Collected data entries:
>>>>

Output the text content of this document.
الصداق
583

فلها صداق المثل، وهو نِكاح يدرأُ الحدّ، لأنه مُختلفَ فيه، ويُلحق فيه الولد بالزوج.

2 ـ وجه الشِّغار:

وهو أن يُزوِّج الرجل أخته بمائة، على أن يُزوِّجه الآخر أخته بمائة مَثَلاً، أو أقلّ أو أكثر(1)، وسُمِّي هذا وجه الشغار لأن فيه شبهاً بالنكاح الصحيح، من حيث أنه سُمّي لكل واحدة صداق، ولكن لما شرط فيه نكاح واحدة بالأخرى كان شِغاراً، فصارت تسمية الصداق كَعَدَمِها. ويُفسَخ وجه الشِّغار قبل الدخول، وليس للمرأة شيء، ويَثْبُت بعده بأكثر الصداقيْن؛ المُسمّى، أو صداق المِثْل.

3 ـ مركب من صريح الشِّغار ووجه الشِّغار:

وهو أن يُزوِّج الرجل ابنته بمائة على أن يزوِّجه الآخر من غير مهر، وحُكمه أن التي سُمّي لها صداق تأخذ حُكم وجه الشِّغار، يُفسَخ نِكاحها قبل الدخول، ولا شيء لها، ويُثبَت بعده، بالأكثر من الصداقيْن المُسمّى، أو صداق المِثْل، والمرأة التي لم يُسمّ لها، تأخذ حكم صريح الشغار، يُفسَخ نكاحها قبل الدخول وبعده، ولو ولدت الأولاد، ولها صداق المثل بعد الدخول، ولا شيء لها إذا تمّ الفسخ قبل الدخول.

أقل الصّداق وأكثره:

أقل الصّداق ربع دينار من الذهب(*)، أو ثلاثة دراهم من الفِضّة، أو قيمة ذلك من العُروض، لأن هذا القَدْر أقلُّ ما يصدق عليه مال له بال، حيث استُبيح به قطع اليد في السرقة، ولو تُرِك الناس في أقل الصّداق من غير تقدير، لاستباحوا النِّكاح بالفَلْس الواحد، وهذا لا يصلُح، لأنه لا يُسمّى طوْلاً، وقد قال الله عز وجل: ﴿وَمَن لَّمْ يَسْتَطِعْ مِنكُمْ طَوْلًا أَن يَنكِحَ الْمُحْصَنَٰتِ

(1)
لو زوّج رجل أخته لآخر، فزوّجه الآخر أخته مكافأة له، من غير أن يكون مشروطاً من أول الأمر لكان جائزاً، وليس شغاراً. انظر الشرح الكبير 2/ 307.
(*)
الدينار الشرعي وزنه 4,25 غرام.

<<<<

- [What to produce]:
Repeat every entry exactly as written above.

- [The result]:
Output the text content of this document.
الصداق
583

فلها صداق المثل، وهو نِكاح يدرأُ الحدّ، لأنه مُختلفَ فيه، ويُلحق فيه الولد بالزوج.

2 ـ وجه الشِّغار:

وهو أن يُزوِّج الرجل أخته بمائة، على أن يُزوِّجه الآخر أخته بمائة مَثَلاً، أو أقلّ أو أكثر(1)، وسُمِّي هذا وجه الشغار لأن فيه شبهاً بالنكاح الصحيح، من حيث أنه سُمّي لكل واحدة صداق، ولكن لما شرط فيه نكاح واحدة بالأخرى كان شِغاراً، فصارت تسمية الصداق كَعَدَمِها. ويُفسَخ وجه الشِّغار قبل الدخول، وليس للمرأة شيء، ويَثْبُت بعده بأكثر الصداقيْن؛ المُسمّى، أو صداق المِثْل.

3 ـ مركب من صريح الشِّغار ووجه الشِّغار:

وهو أن يُزوِّج الرجل ابنته بمائة على أن يزوِّجه الآخر من غير مهر، وحُكمه أن التي سُمّي لها صداق تأخذ حُكم وجه الشِّغار، يُفسَخ نِكاحها قبل الدخول، ولا شيء لها، ويُثبَت بعده، بالأكثر من الصداقيْن المُسمّى، أو صداق المِثْل، والمرأة التي لم يُسمّ لها، تأخذ حكم صريح الشغار، يُفسَخ نكاحها قبل الدخول وبعده، ولو ولدت الأولاد، ولها صداق المثل بعد الدخول، ولا شيء لها إذا تمّ الفسخ قبل الدخول.

أقل الصّداق وأكثره:

أقل الصّداق ربع دينار من الذهب(*)، أو ثلاثة دراهم من الفِضّة، أو قيمة ذلك من العُروض، لأن هذا القَدْر أقلُّ ما يصدق عليه مال له بال، حيث استُبيح به قطع اليد في السرقة، ولو تُرِك الناس في أقل الصّداق من غير تقدير، لاستباحوا النِّكاح بالفَلْس الواحد، وهذا لا يصلُح، لأنه لا يُسمّى طوْلاً، وقد قال الله عز وجل: ﴿وَمَن لَّمْ يَسْتَطِعْ مِنكُمْ طَوْلًا أَن يَنكِحَ الْمُحْصَنَٰتِ

(1)
لو زوّج رجل أخته لآخر، فزوّجه الآخر أخته مكافأة له، من غير أن يكون مشروطاً من أول الأمر لكان جائزاً، وليس شغاراً. انظر الشرح الكبير 2/ 307.
(*)
الدينار الشرعي وزنه 4,25 غرام.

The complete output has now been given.